Goal
Quote the entries that follow exactly, leaving none out.

Records for this exercise
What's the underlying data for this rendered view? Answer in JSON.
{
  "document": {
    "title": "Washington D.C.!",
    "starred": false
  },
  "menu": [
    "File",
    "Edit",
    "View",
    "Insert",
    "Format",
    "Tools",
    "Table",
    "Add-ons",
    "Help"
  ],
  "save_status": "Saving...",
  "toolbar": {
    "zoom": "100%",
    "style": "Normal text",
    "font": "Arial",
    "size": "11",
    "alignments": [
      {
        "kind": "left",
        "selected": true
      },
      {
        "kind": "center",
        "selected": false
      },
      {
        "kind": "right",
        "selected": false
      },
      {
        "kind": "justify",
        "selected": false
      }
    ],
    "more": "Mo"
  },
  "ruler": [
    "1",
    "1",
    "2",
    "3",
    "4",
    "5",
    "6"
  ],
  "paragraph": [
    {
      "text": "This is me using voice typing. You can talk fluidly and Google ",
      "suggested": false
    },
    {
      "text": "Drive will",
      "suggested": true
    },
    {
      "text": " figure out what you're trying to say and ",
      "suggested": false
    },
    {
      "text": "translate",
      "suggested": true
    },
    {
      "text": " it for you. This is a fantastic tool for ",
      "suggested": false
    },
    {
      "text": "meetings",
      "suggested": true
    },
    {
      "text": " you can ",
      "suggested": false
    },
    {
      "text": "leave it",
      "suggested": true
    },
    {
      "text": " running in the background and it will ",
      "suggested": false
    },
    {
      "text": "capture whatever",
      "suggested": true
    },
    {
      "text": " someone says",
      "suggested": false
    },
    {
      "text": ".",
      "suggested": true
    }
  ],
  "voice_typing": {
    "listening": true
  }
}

Completed exercise
What's the underlying data for this rendered view? Answer in JSON.
{
  "document": {
    "title": "Washington D.C.!",
    "starred": false
  },
  "menu": [
    "File",
    "Edit",
    "View",
    "Insert",
    "Format",
    "Tools",
    "Table",
    "Add-ons",
    "Help"
  ],
  "save_status": "Saving...",
  "toolbar": {
    "zoom": "100%",
    "style": "Normal text",
    "font": "Arial",
    "size": "11",
    "alignments": [
      {
        "kind": "left",
        "selected": true
      },
      {
        "kind": "center",
        "selected": false
      },
      {
        "kind": "right",
        "selected": false
      },
      {
        "kind": "justify",
        "selected": false
      }
    ],
    "more": "Mo"
  },
  "ruler": [
    "1",
    "1",
    "2",
    "3",
    "4",
    "5",
    "6"
  ],
  "paragraph": [
    {
      "text": "This is me using voice typing. You can talk fluidly and Google ",
      "suggested": false
    },
    {
      "text": "Drive will",
      "suggested": true
    },
    {
      "text": " figure out what you're trying to say and ",
      "suggested": false
    },
    {
      "text": "translate",
      "suggested": true
    },
    {
      "text": " it for you. This is a fantastic tool for ",
      "suggested": false
    },
    {
      "text": "meetings",
      "suggested": true
    },
    {
      "text": " you can ",
      "suggested": false
    },
    {
      "text": "leave it",
      "suggested": true
    },
    {
      "text": " running in the background and it will ",
      "suggested": false
    },
    {
      "text": "capture whatever",
      "suggested": true
    },
    {
      "text": " someone says",
      "suggested": false
    },
    {
      "text": ".",
      "suggested": true
    }
  ],
  "voice_typing": {
    "listening": true
  }
}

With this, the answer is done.